Decide whether each statement agrees with the text on the structured Web, answering yes or no and quoting the words of the text that settle it. 1. Over a span of many years, the vision of the semantic Web can be reached. 2. The structured Web is broader in scope than the Semantic Web. 3. The Web is moving from a data-centric to a document-centric environment.

── TEXT TO READ

We also see that those approaches that enjoy the greatest success — blogging, tagging, microformats, RSS, widgets, for example, come most recently to mind — are those that the “citizen” user can easily and readily embrace. HTML was pretty foreign at first, but now millions of users modify their own code. Millions of users of various CMS systems and Firefox have learned how to install plug-ins and add-ins and modify CSS themes and use administration consoles.

So, my observation and argument is not that we must always choose what is mindless and unchallenging. But my argument is that we must accept real-world diversity and seek simplicity, robustness and clarity for what is new.

After nearly a decade of standards work, the basis for beginning the transition to the semantic Web is in place. But that vision itself sometimes appears too demanding, too intimidating. The vision at times appears all too unreachable.

Of course, this perception is wrong. Measured over many years, perhaps some decades, the vision of the semantic Web is reachable. Much remains to be worked on and understood regarding this vision in terms of mediating and resolving semantic heterogeneities, capturing and expressing world views through formal ontologies, making inferences between these views, and establishing trust and authoritativeness. And those challenges do not yet address the even more-exciting prospects of intelligent and autonomous agents.

Rather, the rationale for the structured Web is to tone down the vision, stay with the here and now, focus on what is achievable today. And what is achievable today is very great.

Why This Series on the ‘Structured Web‘?

Though version numbers for the Web are silly, with ‘Web 3.0′ for the semantic Web possibly being the silliest of all, such attempts do speak to the need for providing handles and language for capturing the dynamic change, diversity and complexity of the Web.

Today, right now, and all around us, a fundamental transition is taking place in the Web from a document-centric to a data-centric environment. A confluence of standards, advocacies, and previous trends are fueling this transition. Since the practical building blocks already exist, we will see this structured Web unfold before us at amazing speed.

The concept of the structured Web is thus narrower and less ambitious in scope than the ‘Semantic Web.’ The structured Web is merely a transitional step on the journey to the vision of the semantic Web, albeit one that can be fully realized today with current technologies and current understandings.

────
── DATA ENTRIES

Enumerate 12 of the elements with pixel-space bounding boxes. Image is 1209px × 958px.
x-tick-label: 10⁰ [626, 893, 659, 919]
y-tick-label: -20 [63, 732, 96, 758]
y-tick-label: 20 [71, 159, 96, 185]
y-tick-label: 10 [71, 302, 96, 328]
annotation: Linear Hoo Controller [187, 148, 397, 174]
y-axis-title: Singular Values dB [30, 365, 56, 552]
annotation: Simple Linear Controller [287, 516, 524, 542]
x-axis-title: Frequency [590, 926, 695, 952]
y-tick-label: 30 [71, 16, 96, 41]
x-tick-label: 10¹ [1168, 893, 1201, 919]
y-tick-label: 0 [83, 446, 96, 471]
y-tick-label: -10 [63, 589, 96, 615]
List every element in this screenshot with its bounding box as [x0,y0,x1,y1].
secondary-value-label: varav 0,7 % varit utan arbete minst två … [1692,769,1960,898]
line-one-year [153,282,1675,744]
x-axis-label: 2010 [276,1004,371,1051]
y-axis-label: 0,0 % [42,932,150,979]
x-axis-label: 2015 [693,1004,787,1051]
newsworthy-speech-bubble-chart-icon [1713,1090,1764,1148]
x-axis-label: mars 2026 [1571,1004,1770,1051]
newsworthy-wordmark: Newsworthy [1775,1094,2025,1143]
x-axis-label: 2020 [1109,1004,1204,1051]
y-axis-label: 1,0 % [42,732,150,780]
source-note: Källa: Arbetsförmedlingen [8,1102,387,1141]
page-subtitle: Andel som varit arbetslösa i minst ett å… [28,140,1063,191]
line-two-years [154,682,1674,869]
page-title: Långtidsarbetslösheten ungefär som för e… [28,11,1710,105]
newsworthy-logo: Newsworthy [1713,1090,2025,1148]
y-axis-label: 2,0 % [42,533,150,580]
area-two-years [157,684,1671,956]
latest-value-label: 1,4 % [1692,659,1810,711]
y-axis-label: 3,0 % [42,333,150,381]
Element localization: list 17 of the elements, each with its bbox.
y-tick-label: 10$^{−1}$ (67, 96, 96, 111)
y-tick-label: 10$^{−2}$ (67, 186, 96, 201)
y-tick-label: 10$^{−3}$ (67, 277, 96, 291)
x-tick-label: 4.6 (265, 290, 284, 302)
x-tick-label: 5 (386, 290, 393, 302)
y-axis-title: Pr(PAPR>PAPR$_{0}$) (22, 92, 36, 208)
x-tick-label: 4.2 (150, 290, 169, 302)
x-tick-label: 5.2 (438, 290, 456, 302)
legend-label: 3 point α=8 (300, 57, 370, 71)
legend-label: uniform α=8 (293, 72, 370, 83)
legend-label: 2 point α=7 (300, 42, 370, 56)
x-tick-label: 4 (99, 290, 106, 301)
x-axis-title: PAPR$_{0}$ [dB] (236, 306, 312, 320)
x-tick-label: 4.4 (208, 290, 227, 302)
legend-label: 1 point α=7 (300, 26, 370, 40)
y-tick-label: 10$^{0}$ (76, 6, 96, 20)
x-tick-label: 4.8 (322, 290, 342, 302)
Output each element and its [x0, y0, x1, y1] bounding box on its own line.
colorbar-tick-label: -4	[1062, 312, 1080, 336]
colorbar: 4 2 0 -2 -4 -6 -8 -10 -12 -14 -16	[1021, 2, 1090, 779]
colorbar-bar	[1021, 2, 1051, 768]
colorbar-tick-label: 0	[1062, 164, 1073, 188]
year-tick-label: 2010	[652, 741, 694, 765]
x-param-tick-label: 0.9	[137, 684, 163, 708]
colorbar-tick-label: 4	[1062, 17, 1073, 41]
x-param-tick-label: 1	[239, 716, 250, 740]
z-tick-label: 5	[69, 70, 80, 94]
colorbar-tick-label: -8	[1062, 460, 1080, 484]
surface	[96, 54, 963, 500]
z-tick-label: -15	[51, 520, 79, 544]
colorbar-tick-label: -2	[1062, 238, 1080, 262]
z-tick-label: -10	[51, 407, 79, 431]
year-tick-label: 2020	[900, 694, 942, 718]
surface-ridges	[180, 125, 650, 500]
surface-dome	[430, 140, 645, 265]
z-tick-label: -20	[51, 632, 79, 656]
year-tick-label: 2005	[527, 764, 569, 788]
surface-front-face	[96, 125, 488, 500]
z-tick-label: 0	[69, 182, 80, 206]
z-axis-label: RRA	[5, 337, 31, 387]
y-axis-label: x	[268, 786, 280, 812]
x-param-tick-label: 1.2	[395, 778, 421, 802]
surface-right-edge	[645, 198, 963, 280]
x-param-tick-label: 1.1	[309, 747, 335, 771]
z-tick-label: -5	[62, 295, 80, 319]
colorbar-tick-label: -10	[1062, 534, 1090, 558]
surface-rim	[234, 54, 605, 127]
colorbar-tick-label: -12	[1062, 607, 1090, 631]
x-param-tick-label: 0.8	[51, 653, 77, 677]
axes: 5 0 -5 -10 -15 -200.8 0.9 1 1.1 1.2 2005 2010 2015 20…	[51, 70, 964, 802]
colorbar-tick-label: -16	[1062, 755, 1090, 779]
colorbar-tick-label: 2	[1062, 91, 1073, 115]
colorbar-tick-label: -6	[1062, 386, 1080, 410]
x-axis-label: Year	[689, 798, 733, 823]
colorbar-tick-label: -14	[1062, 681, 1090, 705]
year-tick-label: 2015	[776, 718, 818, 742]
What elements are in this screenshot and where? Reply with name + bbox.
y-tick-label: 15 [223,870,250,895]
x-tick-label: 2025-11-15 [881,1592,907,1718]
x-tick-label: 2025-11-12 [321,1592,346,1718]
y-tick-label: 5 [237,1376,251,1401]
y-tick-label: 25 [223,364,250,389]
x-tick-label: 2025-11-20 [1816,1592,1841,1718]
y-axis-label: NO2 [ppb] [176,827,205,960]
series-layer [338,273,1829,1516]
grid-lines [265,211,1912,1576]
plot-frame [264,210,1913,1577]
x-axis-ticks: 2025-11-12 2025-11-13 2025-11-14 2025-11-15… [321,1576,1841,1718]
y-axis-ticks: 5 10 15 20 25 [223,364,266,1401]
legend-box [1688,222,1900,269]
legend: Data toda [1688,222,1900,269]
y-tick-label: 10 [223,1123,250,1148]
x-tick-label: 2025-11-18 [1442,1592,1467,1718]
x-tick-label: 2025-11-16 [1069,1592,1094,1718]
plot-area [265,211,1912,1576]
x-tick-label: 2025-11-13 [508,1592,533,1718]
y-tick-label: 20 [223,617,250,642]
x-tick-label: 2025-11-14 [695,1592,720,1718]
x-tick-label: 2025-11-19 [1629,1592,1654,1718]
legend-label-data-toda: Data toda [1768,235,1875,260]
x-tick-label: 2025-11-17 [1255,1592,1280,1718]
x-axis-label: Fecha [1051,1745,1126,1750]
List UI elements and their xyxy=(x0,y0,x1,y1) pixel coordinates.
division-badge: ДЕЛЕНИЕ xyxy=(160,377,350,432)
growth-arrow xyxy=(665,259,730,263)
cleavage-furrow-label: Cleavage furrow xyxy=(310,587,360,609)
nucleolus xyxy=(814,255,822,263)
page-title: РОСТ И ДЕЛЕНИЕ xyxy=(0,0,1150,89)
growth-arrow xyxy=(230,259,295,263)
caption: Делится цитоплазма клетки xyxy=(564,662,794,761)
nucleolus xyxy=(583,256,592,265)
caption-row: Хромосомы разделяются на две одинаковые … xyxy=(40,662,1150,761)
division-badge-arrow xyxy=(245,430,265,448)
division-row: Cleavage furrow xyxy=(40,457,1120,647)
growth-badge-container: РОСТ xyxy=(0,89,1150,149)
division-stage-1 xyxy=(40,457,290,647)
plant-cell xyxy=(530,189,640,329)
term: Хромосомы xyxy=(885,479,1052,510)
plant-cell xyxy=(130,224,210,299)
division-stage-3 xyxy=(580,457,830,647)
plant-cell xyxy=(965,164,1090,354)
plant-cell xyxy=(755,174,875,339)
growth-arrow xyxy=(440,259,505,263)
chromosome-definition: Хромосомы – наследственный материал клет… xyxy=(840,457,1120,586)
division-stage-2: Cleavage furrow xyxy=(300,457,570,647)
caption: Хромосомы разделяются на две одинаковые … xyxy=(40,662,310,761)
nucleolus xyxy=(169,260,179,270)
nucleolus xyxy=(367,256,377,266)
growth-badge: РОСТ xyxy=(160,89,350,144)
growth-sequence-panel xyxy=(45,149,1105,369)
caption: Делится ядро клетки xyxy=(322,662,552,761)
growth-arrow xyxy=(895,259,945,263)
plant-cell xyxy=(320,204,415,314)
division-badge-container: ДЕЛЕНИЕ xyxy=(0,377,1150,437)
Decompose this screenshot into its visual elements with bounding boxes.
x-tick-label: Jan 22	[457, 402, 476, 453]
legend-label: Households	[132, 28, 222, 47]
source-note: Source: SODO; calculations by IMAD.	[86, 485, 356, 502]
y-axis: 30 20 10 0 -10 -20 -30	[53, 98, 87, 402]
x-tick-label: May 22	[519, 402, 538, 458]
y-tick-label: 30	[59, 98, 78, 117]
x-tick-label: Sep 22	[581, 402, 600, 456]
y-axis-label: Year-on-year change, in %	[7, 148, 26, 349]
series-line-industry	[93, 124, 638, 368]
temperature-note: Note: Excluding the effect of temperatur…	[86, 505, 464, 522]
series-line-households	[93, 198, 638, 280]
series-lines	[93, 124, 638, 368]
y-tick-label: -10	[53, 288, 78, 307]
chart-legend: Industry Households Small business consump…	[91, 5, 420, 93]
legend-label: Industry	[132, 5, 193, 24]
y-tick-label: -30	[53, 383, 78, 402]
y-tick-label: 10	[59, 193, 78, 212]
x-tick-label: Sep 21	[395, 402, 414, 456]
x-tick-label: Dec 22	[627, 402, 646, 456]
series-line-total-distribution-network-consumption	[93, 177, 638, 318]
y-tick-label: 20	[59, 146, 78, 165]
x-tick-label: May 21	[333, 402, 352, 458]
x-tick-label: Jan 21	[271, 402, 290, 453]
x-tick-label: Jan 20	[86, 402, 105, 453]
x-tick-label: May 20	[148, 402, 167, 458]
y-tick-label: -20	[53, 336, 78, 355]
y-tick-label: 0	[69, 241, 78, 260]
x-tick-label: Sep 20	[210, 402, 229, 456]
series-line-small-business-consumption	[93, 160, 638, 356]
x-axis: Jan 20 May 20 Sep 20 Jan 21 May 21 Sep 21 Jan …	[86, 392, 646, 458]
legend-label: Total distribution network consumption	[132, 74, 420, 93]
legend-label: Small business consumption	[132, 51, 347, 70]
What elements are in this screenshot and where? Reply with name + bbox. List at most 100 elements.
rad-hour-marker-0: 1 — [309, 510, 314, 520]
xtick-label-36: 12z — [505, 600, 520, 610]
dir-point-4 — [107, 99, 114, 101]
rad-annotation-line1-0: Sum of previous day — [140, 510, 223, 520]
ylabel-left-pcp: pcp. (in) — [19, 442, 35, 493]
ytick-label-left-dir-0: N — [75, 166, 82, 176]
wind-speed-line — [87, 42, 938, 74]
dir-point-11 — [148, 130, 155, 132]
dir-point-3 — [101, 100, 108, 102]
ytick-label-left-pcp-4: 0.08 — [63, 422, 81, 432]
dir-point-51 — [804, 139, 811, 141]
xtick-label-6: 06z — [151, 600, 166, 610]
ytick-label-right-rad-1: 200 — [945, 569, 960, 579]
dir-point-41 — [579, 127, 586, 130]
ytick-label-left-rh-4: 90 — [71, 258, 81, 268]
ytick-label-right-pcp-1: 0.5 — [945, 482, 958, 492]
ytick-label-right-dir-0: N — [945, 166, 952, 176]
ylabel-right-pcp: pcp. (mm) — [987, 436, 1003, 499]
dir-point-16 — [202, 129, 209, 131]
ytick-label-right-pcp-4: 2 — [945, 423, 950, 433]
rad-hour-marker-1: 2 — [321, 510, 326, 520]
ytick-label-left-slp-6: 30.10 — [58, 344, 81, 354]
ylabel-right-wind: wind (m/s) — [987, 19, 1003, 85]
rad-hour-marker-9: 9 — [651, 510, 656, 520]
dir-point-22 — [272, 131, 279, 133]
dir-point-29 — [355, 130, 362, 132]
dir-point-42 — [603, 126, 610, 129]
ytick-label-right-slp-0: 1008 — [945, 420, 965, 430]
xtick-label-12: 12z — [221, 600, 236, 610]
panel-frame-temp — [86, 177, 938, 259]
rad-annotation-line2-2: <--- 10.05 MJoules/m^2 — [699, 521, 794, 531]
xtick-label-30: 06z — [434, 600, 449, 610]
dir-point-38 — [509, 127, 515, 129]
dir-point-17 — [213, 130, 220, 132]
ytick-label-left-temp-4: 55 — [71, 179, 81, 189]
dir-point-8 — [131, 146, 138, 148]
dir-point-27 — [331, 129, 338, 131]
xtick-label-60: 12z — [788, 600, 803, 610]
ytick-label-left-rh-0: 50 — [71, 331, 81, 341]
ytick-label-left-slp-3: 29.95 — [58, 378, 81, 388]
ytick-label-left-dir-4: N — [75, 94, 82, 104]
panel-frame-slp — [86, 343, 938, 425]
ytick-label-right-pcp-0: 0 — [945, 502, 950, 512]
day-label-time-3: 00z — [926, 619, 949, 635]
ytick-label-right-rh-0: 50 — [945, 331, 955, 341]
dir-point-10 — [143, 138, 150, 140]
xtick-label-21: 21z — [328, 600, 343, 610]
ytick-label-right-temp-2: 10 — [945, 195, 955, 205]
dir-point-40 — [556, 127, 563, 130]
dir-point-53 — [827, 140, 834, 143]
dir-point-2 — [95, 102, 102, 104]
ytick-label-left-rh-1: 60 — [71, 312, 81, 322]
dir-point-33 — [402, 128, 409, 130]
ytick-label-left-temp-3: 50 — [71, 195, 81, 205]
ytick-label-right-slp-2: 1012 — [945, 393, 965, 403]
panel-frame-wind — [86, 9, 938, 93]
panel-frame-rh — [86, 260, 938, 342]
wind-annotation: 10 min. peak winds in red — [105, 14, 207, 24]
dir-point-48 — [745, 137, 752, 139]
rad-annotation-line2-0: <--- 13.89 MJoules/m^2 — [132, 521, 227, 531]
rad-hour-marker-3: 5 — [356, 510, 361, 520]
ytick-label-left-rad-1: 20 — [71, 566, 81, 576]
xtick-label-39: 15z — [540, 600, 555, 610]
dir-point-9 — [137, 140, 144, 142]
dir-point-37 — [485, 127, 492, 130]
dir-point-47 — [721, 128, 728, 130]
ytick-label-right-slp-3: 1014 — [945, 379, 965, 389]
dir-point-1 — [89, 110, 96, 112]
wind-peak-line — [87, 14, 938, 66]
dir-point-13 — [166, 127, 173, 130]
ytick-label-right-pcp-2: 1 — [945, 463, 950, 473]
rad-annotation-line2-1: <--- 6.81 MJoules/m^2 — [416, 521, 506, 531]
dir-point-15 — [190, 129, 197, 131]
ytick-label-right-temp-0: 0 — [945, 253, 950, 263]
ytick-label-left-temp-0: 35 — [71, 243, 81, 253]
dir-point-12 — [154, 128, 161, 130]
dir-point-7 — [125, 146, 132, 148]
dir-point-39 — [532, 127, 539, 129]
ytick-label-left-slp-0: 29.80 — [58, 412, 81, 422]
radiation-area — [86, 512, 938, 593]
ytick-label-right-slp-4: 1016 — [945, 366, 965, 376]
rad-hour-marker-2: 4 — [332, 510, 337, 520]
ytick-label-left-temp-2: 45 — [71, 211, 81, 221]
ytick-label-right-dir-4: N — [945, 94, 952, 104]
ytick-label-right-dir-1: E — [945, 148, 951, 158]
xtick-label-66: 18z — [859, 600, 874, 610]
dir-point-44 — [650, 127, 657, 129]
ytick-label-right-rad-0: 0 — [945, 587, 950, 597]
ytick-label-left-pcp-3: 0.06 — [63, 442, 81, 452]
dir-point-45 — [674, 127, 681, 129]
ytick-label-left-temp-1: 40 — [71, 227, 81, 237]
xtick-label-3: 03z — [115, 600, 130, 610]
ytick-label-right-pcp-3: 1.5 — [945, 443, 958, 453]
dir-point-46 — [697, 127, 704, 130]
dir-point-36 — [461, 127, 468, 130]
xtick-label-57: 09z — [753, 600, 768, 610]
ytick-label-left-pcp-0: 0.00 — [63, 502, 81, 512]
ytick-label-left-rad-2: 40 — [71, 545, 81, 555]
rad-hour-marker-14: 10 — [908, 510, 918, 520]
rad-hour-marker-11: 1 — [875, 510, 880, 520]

────

EXERCISE RESPONSE:
1. Yes: "Measured over many years, perhaps some decades, the vision of the semantic Web is reachable."
2. No: "The concept of the structured Web is thus narrower and less ambitious in scope than the ‘Semantic Web.’"
3. No: "a fundamental transition is taking place in the Web from a document-centric to a data-centric environment."